* _Stated exercise_
Quote every line of the data below as it stands, omitting pictures.

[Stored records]
+++

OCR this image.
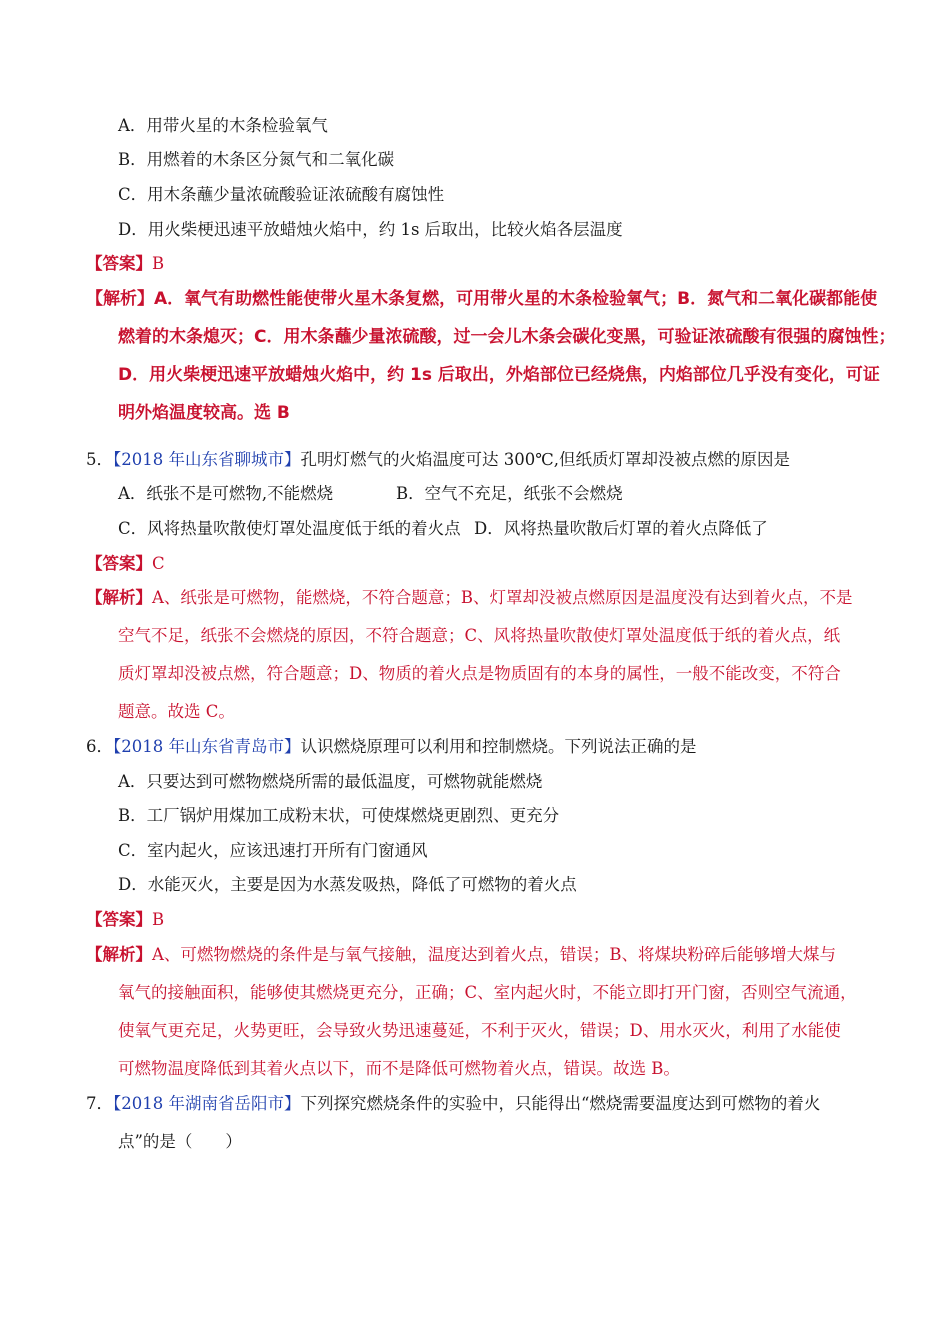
A．用带火星的木条检验氧气
B．用燃着的木条区分氮气和二氧化碳
C．用木条蘸少量浓硫酸验证浓硫酸有腐蚀性
D．用火柴梗迅速平放蜡烛火焰中，约 1s 后取出，比较火焰各层温度
【答案】B
【解析】A．氧气有助燃性能使带火星木条复燃，可用带火星的木条检验氧气；B．氮气和二氧化碳都能使
燃着的木条熄灭；C．用木条蘸少量浓硫酸，过一会儿木条会碳化变黑，可验证浓硫酸有很强的腐蚀性；
D．用火柴梗迅速平放蜡烛火焰中，约 1s 后取出，外焰部位已经烧焦，内焰部位几乎没有变化，可证
明外焰温度较高。选 B
5．【2018 年山东省聊城市】孔明灯燃气的火焰温度可达 300℃,但纸质灯罩却没被点燃的原因是
A．纸张不是可燃物,不能燃烧	B．空气不充足，纸张不会燃烧
C．风将热量吹散使灯罩处温度低于纸的着火点 D．风将热量吹散后灯罩的着火点降低了
【答案】C
【解析】A、纸张是可燃物，能燃烧，不符合题意；B、灯罩却没被点燃原因是温度没有达到着火点，不是
空气不足，纸张不会燃烧的原因，不符合题意；C、风将热量吹散使灯罩处温度低于纸的着火点，纸
质灯罩却没被点燃，符合题意；D、物质的着火点是物质固有的本身的属性，一般不能改变，不符合
题意。故选 C。
6．【2018 年山东省青岛市】认识燃烧原理可以利用和控制燃烧。下列说法正确的是
A．只要达到可燃物燃烧所需的最低温度，可燃物就能燃烧
B．工厂锅炉用煤加工成粉末状，可使煤燃烧更剧烈、更充分
C．室内起火，应该迅速打开所有门窗通风
D．水能灭火，主要是因为水蒸发吸热，降低了可燃物的着火点
【答案】B
【解析】A、可燃物燃烧的条件是与氧气接触，温度达到着火点，错误；B、将煤块粉碎后能够增大煤与
氧气的接触面积，能够使其燃烧更充分，正确；C、室内起火时，不能立即打开门窗，否则空气流通，
使氧气更充足，火势更旺，会导致火势迅速蔓延，不利于灭火，错误；D、用水灭火，利用了水能使
可燃物温度降低到其着火点以下，而不是降低可燃物着火点，错误。故选 B。
7．【2018 年湖南省岳阳市】下列探究燃烧条件的实验中，只能得出“燃烧需要温度达到可燃物的着火
点”的是（　　）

+++

* _Task answer_
OCR this image.
A．用带火星的木条检验氧气
B．用燃着的木条区分氮气和二氧化碳
C．用木条蘸少量浓硫酸验证浓硫酸有腐蚀性
D．用火柴梗迅速平放蜡烛火焰中，约 1s 后取出，比较火焰各层温度
【答案】B
【解析】A．氧气有助燃性能使带火星木条复燃，可用带火星的木条检验氧气；B．氮气和二氧化碳都能使
燃着的木条熄灭；C．用木条蘸少量浓硫酸，过一会儿木条会碳化变黑，可验证浓硫酸有很强的腐蚀性；
D．用火柴梗迅速平放蜡烛火焰中，约 1s 后取出，外焰部位已经烧焦，内焰部位几乎没有变化，可证
明外焰温度较高。选 B
5．【2018 年山东省聊城市】孔明灯燃气的火焰温度可达 300℃,但纸质灯罩却没被点燃的原因是
A．纸张不是可燃物,不能燃烧	B．空气不充足，纸张不会燃烧
C．风将热量吹散使灯罩处温度低于纸的着火点 D．风将热量吹散后灯罩的着火点降低了
【答案】C
【解析】A、纸张是可燃物，能燃烧，不符合题意；B、灯罩却没被点燃原因是温度没有达到着火点，不是
空气不足，纸张不会燃烧的原因，不符合题意；C、风将热量吹散使灯罩处温度低于纸的着火点，纸
质灯罩却没被点燃，符合题意；D、物质的着火点是物质固有的本身的属性，一般不能改变，不符合
题意。故选 C。
6．【2018 年山东省青岛市】认识燃烧原理可以利用和控制燃烧。下列说法正确的是
A．只要达到可燃物燃烧所需的最低温度，可燃物就能燃烧
B．工厂锅炉用煤加工成粉末状，可使煤燃烧更剧烈、更充分
C．室内起火，应该迅速打开所有门窗通风
D．水能灭火，主要是因为水蒸发吸热，降低了可燃物的着火点
【答案】B
【解析】A、可燃物燃烧的条件是与氧气接触，温度达到着火点，错误；B、将煤块粉碎后能够增大煤与
氧气的接触面积，能够使其燃烧更充分，正确；C、室内起火时，不能立即打开门窗，否则空气流通，
使氧气更充足，火势更旺，会导致火势迅速蔓延，不利于灭火，错误；D、用水灭火，利用了水能使
可燃物温度降低到其着火点以下，而不是降低可燃物着火点，错误。故选 B。
7．【2018 年湖南省岳阳市】下列探究燃烧条件的实验中，只能得出“燃烧需要温度达到可燃物的着火
点”的是（　　）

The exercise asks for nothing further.